Return each entry word for word, without its pictures.

◆ ◆ ◆ ◆ ◆

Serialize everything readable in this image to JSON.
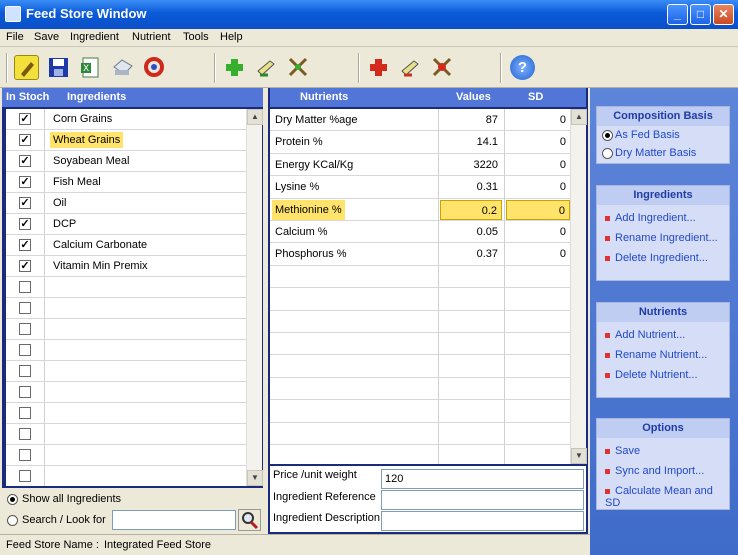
{
  "window": {
    "title": "Feed Store Window",
    "min": "_",
    "max": "□",
    "close": "✕"
  },
  "menu": [
    "File",
    "Save",
    "Ingredient",
    "Nutrient",
    "Tools",
    "Help"
  ],
  "toolbar": {
    "icons": [
      "edit-icon",
      "save-icon",
      "excel-export-icon",
      "print-icon",
      "refresh-icon",
      "add-ingredient-icon",
      "edit-ingredient-icon",
      "tools-ingredient-icon",
      "remove-ingredient-icon",
      "edit-nutrient-icon",
      "tools-nutrient-icon",
      "help-icon"
    ]
  },
  "ingredients": {
    "headers": {
      "stock": "In Stoch",
      "name": "Ingredients"
    },
    "rows": [
      {
        "checked": true,
        "name": "Corn Grains"
      },
      {
        "checked": true,
        "name": "Wheat Grains",
        "selected": true
      },
      {
        "checked": true,
        "name": "Soyabean Meal"
      },
      {
        "checked": true,
        "name": "Fish Meal"
      },
      {
        "checked": true,
        "name": "Oil"
      },
      {
        "checked": true,
        "name": "DCP"
      },
      {
        "checked": true,
        "name": "Calcium Carbonate"
      },
      {
        "checked": true,
        "name": "Vitamin Min Premix"
      },
      {
        "checked": false,
        "name": ""
      },
      {
        "checked": false,
        "name": ""
      },
      {
        "checked": false,
        "name": ""
      },
      {
        "checked": false,
        "name": ""
      },
      {
        "checked": false,
        "name": ""
      },
      {
        "checked": false,
        "name": ""
      },
      {
        "checked": false,
        "name": ""
      },
      {
        "checked": false,
        "name": ""
      },
      {
        "checked": false,
        "name": ""
      },
      {
        "checked": false,
        "name": ""
      }
    ]
  },
  "filters": {
    "show_all": "Show all Ingredients",
    "search": "Search / Look for",
    "search_value": ""
  },
  "nutrients": {
    "headers": {
      "name": "Nutrients",
      "value": "Values",
      "sd": "SD"
    },
    "rows": [
      {
        "name": "Dry Matter %age",
        "value": "87",
        "sd": "0"
      },
      {
        "name": "Protein %",
        "value": "14.1",
        "sd": "0"
      },
      {
        "name": "Energy KCal/Kg",
        "value": "3220",
        "sd": "0"
      },
      {
        "name": "Lysine %",
        "value": "0.31",
        "sd": "0"
      },
      {
        "name": "Methionine %",
        "value": "0.2",
        "sd": "0",
        "selected": true
      },
      {
        "name": "Calcium %",
        "value": "0.05",
        "sd": "0"
      },
      {
        "name": "Phosphorus %",
        "value": "0.37",
        "sd": "0"
      }
    ],
    "empty_rows": 9
  },
  "details": {
    "price_label": "Price  /unit weight",
    "price_value": "120",
    "ref_label": "Ingredient Reference",
    "ref_value": "",
    "desc_label": "Ingredient Description",
    "desc_value": ""
  },
  "status": {
    "label": "Feed Store Name :",
    "value": "Integrated Feed Store"
  },
  "side": {
    "composition": {
      "title": "Composition Basis",
      "options": [
        "As Fed Basis",
        "Dry Matter Basis"
      ],
      "selected": 0
    },
    "ingredients": {
      "title": "Ingredients",
      "links": [
        "Add Ingredient...",
        "Rename Ingredient...",
        "Delete Ingredient..."
      ]
    },
    "nutrients": {
      "title": "Nutrients",
      "links": [
        "Add Nutrient...",
        "Rename Nutrient...",
        "Delete Nutrient..."
      ]
    },
    "options": {
      "title": "Options",
      "links": [
        "Save",
        "Sync and Import...",
        "Calculate Mean and SD"
      ]
    }
  },
  "colors": {
    "highlight": "#ffe36a",
    "panel_blue": "#1a2a7c",
    "header_blue": "#5276d8",
    "link": "#2148c9"
  }
}
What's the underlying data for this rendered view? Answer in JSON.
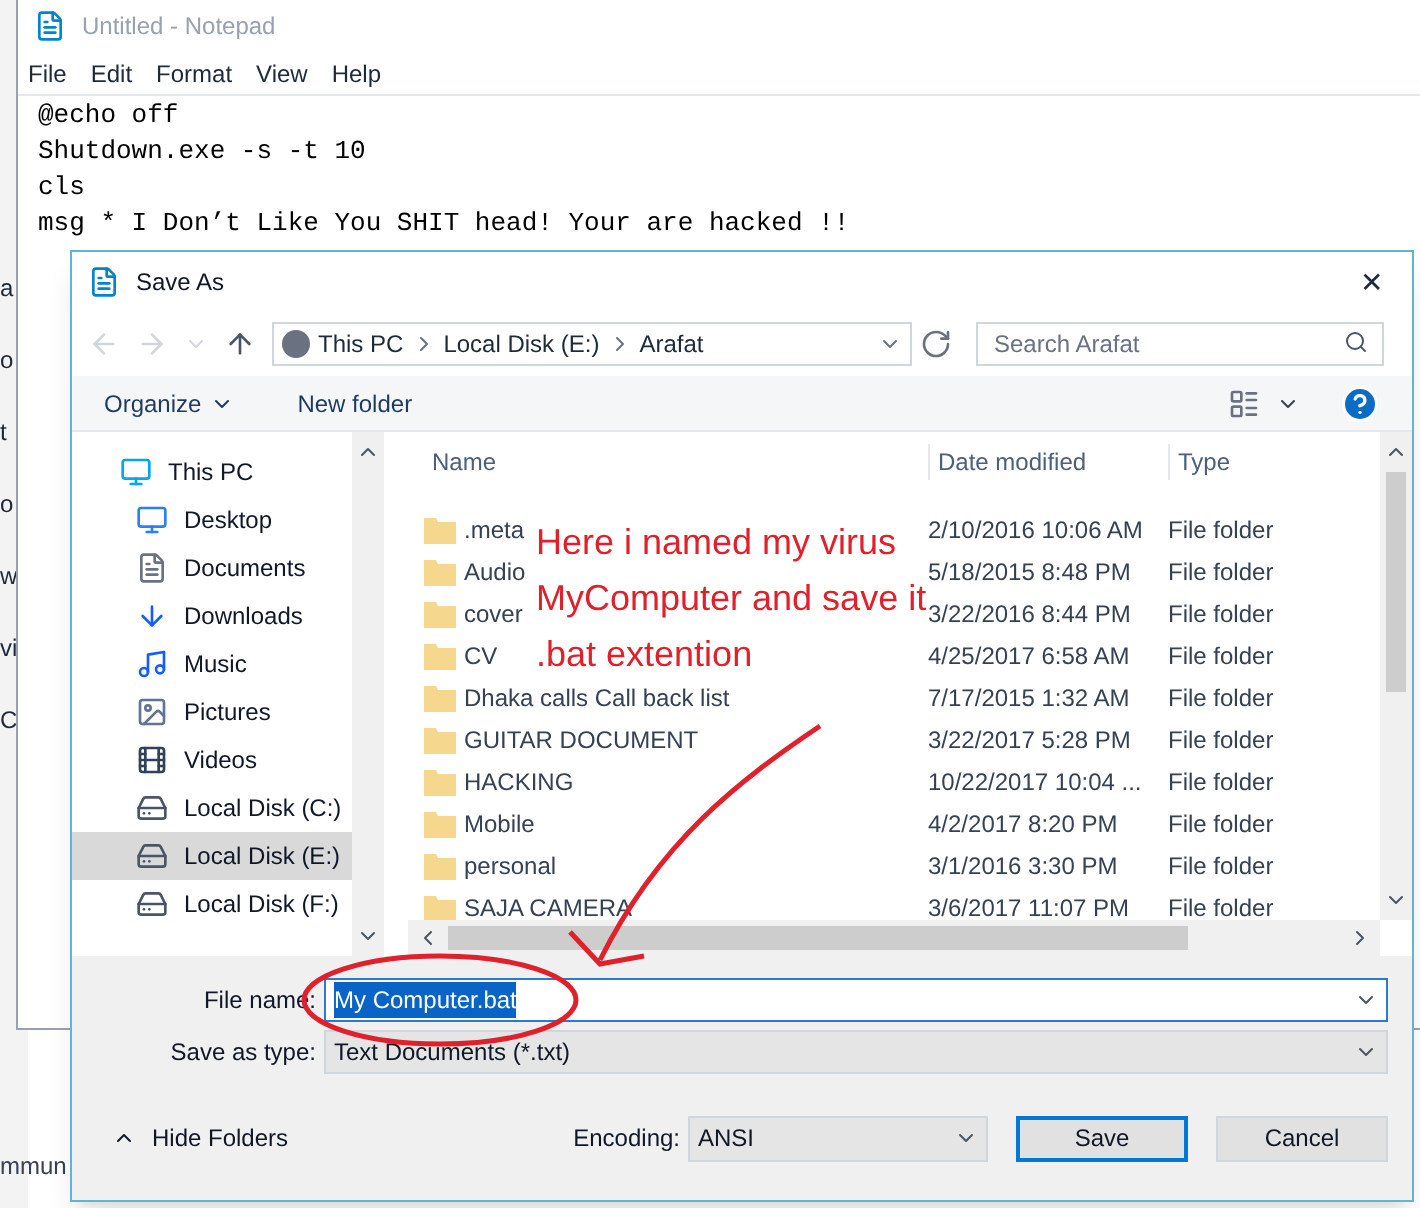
{
  "background_window": {
    "fragments": [
      "a",
      "o",
      "t",
      "o",
      "w",
      "vi",
      "C",
      "mmun"
    ]
  },
  "notepad": {
    "title": "Untitled - Notepad",
    "menu": [
      "File",
      "Edit",
      "Format",
      "View",
      "Help"
    ],
    "lines": [
      "@echo off",
      "Shutdown.exe -s -t 10",
      "cls",
      "msg * I Don’t Like You SHIT head! Your are hacked !!"
    ]
  },
  "dialog": {
    "title": "Save As",
    "close": "✕",
    "address": {
      "crumbs": [
        "This PC",
        "Local Disk (E:)",
        "Arafat"
      ]
    },
    "search": {
      "placeholder": "Search Arafat"
    },
    "toolbar": {
      "organize": "Organize",
      "new_folder": "New folder"
    },
    "sidebar": {
      "items": [
        {
          "label": "This PC",
          "kind": "pc",
          "selected": false,
          "children": [
            {
              "label": "Desktop",
              "kind": "desktop",
              "selected": false
            },
            {
              "label": "Documents",
              "kind": "documents",
              "selected": false
            },
            {
              "label": "Downloads",
              "kind": "downloads",
              "selected": false
            },
            {
              "label": "Music",
              "kind": "music",
              "selected": false
            },
            {
              "label": "Pictures",
              "kind": "pictures",
              "selected": false
            },
            {
              "label": "Videos",
              "kind": "videos",
              "selected": false
            },
            {
              "label": "Local Disk (C:)",
              "kind": "disk",
              "selected": false
            },
            {
              "label": "Local Disk (E:)",
              "kind": "disk",
              "selected": true
            },
            {
              "label": "Local Disk (F:)",
              "kind": "disk",
              "selected": false
            }
          ]
        }
      ]
    },
    "table": {
      "columns": [
        "Name",
        "Date modified",
        "Type"
      ],
      "rows": [
        {
          "name": ".meta",
          "date": "2/10/2016 10:06 AM",
          "type": "File folder"
        },
        {
          "name": "Audio",
          "date": "5/18/2015 8:48 PM",
          "type": "File folder"
        },
        {
          "name": "cover",
          "date": "3/22/2016 8:44 PM",
          "type": "File folder"
        },
        {
          "name": "CV",
          "date": "4/25/2017 6:58 AM",
          "type": "File folder"
        },
        {
          "name": "Dhaka calls Call back list",
          "date": "7/17/2015 1:32 AM",
          "type": "File folder"
        },
        {
          "name": "GUITAR DOCUMENT",
          "date": "3/22/2017 5:28 PM",
          "type": "File folder"
        },
        {
          "name": "HACKING",
          "date": "10/22/2017 10:04 ...",
          "type": "File folder"
        },
        {
          "name": "Mobile",
          "date": "4/2/2017 8:20 PM",
          "type": "File folder"
        },
        {
          "name": "personal",
          "date": "3/1/2016 3:30 PM",
          "type": "File folder"
        },
        {
          "name": "SAJA CAMERA",
          "date": "3/6/2017 11:07 PM",
          "type": "File folder"
        }
      ]
    },
    "file_name": {
      "label": "File name:",
      "value": "My Computer.bat"
    },
    "save_as_type": {
      "label": "Save as type:",
      "value": "Text Documents (*.txt)"
    },
    "hide_folders": "Hide Folders",
    "encoding": {
      "label": "Encoding:",
      "value": "ANSI"
    },
    "buttons": [
      "Save",
      "Cancel"
    ]
  },
  "annotation": {
    "lines": [
      "Here i named my virus",
      "MyComputer and save it",
      ".bat extention"
    ]
  }
}
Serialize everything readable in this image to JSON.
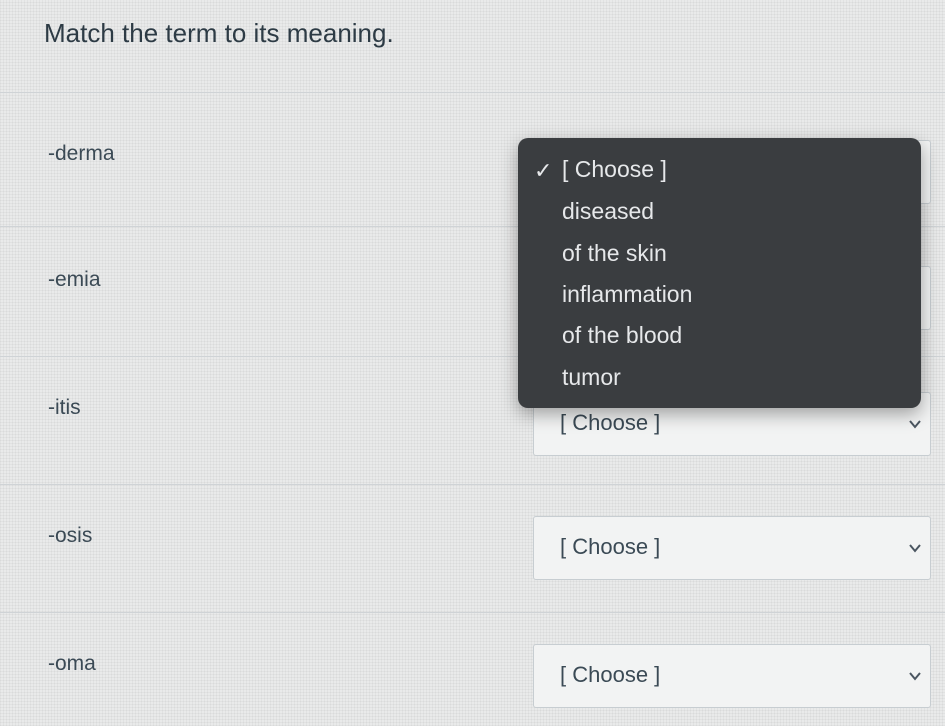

◆ ◆ ◆ ◆ ◆

Response –
Serialize everything readable in this image to JSON.
{
  "window": {
    "title": "Feed Store Window",
    "min": "_",
    "max": "□",
    "close": "✕"
  },
  "menu": [
    "File",
    "Save",
    "Ingredient",
    "Nutrient",
    "Tools",
    "Help"
  ],
  "toolbar": {
    "icons": [
      "edit-icon",
      "save-icon",
      "excel-export-icon",
      "print-icon",
      "refresh-icon",
      "add-ingredient-icon",
      "edit-ingredient-icon",
      "tools-ingredient-icon",
      "remove-ingredient-icon",
      "edit-nutrient-icon",
      "tools-nutrient-icon",
      "help-icon"
    ]
  },
  "ingredients": {
    "headers": {
      "stock": "In Stoch",
      "name": "Ingredients"
    },
    "rows": [
      {
        "checked": true,
        "name": "Corn Grains"
      },
      {
        "checked": true,
        "name": "Wheat Grains",
        "selected": true
      },
      {
        "checked": true,
        "name": "Soyabean Meal"
      },
      {
        "checked": true,
        "name": "Fish Meal"
      },
      {
        "checked": true,
        "name": "Oil"
      },
      {
        "checked": true,
        "name": "DCP"
      },
      {
        "checked": true,
        "name": "Calcium Carbonate"
      },
      {
        "checked": true,
        "name": "Vitamin Min Premix"
      },
      {
        "checked": false,
        "name": ""
      },
      {
        "checked": false,
        "name": ""
      },
      {
        "checked": false,
        "name": ""
      },
      {
        "checked": false,
        "name": ""
      },
      {
        "checked": false,
        "name": ""
      },
      {
        "checked": false,
        "name": ""
      },
      {
        "checked": false,
        "name": ""
      },
      {
        "checked": false,
        "name": ""
      },
      {
        "checked": false,
        "name": ""
      },
      {
        "checked": false,
        "name": ""
      }
    ]
  },
  "filters": {
    "show_all": "Show all Ingredients",
    "search": "Search / Look for",
    "search_value": ""
  },
  "nutrients": {
    "headers": {
      "name": "Nutrients",
      "value": "Values",
      "sd": "SD"
    },
    "rows": [
      {
        "name": "Dry Matter %age",
        "value": "87",
        "sd": "0"
      },
      {
        "name": "Protein %",
        "value": "14.1",
        "sd": "0"
      },
      {
        "name": "Energy KCal/Kg",
        "value": "3220",
        "sd": "0"
      },
      {
        "name": "Lysine %",
        "value": "0.31",
        "sd": "0"
      },
      {
        "name": "Methionine %",
        "value": "0.2",
        "sd": "0",
        "selected": true
      },
      {
        "name": "Calcium %",
        "value": "0.05",
        "sd": "0"
      },
      {
        "name": "Phosphorus %",
        "value": "0.37",
        "sd": "0"
      }
    ],
    "empty_rows": 9
  },
  "details": {
    "price_label": "Price  /unit weight",
    "price_value": "120",
    "ref_label": "Ingredient Reference",
    "ref_value": "",
    "desc_label": "Ingredient Description",
    "desc_value": ""
  },
  "status": {
    "label": "Feed Store Name :",
    "value": "Integrated Feed Store"
  },
  "side": {
    "composition": {
      "title": "Composition Basis",
      "options": [
        "As Fed Basis",
        "Dry Matter Basis"
      ],
      "selected": 0
    },
    "ingredients": {
      "title": "Ingredients",
      "links": [
        "Add Ingredient...",
        "Rename Ingredient...",
        "Delete Ingredient..."
      ]
    },
    "nutrients": {
      "title": "Nutrients",
      "links": [
        "Add Nutrient...",
        "Rename Nutrient...",
        "Delete Nutrient..."
      ]
    },
    "options": {
      "title": "Options",
      "links": [
        "Save",
        "Sync and Import...",
        "Calculate Mean and SD"
      ]
    }
  },
  "colors": {
    "highlight": "#ffe36a",
    "panel_blue": "#1a2a7c",
    "header_blue": "#5276d8",
    "link": "#2148c9"
  }
}
What's the underlying data for this rendered view? Answer in JSON.
{
  "background_window": {
    "fragments": [
      "a",
      "o",
      "t",
      "o",
      "w",
      "vi",
      "C",
      "mmun"
    ]
  },
  "notepad": {
    "title": "Untitled - Notepad",
    "menu": [
      "File",
      "Edit",
      "Format",
      "View",
      "Help"
    ],
    "lines": [
      "@echo off",
      "Shutdown.exe -s -t 10",
      "cls",
      "msg * I Don’t Like You SHIT head! Your are hacked !!"
    ]
  },
  "dialog": {
    "title": "Save As",
    "close": "✕",
    "address": {
      "crumbs": [
        "This PC",
        "Local Disk (E:)",
        "Arafat"
      ]
    },
    "search": {
      "placeholder": "Search Arafat"
    },
    "toolbar": {
      "organize": "Organize",
      "new_folder": "New folder"
    },
    "sidebar": {
      "items": [
        {
          "label": "This PC",
          "kind": "pc",
          "selected": false,
          "children": [
            {
              "label": "Desktop",
              "kind": "desktop",
              "selected": false
            },
            {
              "label": "Documents",
              "kind": "documents",
              "selected": false
            },
            {
              "label": "Downloads",
              "kind": "downloads",
              "selected": false
            },
            {
              "label": "Music",
              "kind": "music",
              "selected": false
            },
            {
              "label": "Pictures",
              "kind": "pictures",
              "selected": false
            },
            {
              "label": "Videos",
              "kind": "videos",
              "selected": false
            },
            {
              "label": "Local Disk (C:)",
              "kind": "disk",
              "selected": false
            },
            {
              "label": "Local Disk (E:)",
              "kind": "disk",
              "selected": true
            },
            {
              "label": "Local Disk (F:)",
              "kind": "disk",
              "selected": false
            }
          ]
        }
      ]
    },
    "table": {
      "columns": [
        "Name",
        "Date modified",
        "Type"
      ],
      "rows": [
        {
          "name": ".meta",
          "date": "2/10/2016 10:06 AM",
          "type": "File folder"
        },
        {
          "name": "Audio",
          "date": "5/18/2015 8:48 PM",
          "type": "File folder"
        },
        {
          "name": "cover",
          "date": "3/22/2016 8:44 PM",
          "type": "File folder"
        },
        {
          "name": "CV",
          "date": "4/25/2017 6:58 AM",
          "type": "File folder"
        },
        {
          "name": "Dhaka calls Call back list",
          "date": "7/17/2015 1:32 AM",
          "type": "File folder"
        },
        {
          "name": "GUITAR DOCUMENT",
          "date": "3/22/2017 5:28 PM",
          "type": "File folder"
        },
        {
          "name": "HACKING",
          "date": "10/22/2017 10:04 ...",
          "type": "File folder"
        },
        {
          "name": "Mobile",
          "date": "4/2/2017 8:20 PM",
          "type": "File folder"
        },
        {
          "name": "personal",
          "date": "3/1/2016 3:30 PM",
          "type": "File folder"
        },
        {
          "name": "SAJA CAMERA",
          "date": "3/6/2017 11:07 PM",
          "type": "File folder"
        }
      ]
    },
    "file_name": {
      "label": "File name:",
      "value": "My Computer.bat"
    },
    "save_as_type": {
      "label": "Save as type:",
      "value": "Text Documents (*.txt)"
    },
    "hide_folders": "Hide Folders",
    "encoding": {
      "label": "Encoding:",
      "value": "ANSI"
    },
    "buttons": [
      "Save",
      "Cancel"
    ]
  },
  "annotation": {
    "lines": [
      "Here i named my virus",
      "MyComputer and save it",
      ".bat extention"
    ]
  }
}
Serialize everything readable in this image to JSON.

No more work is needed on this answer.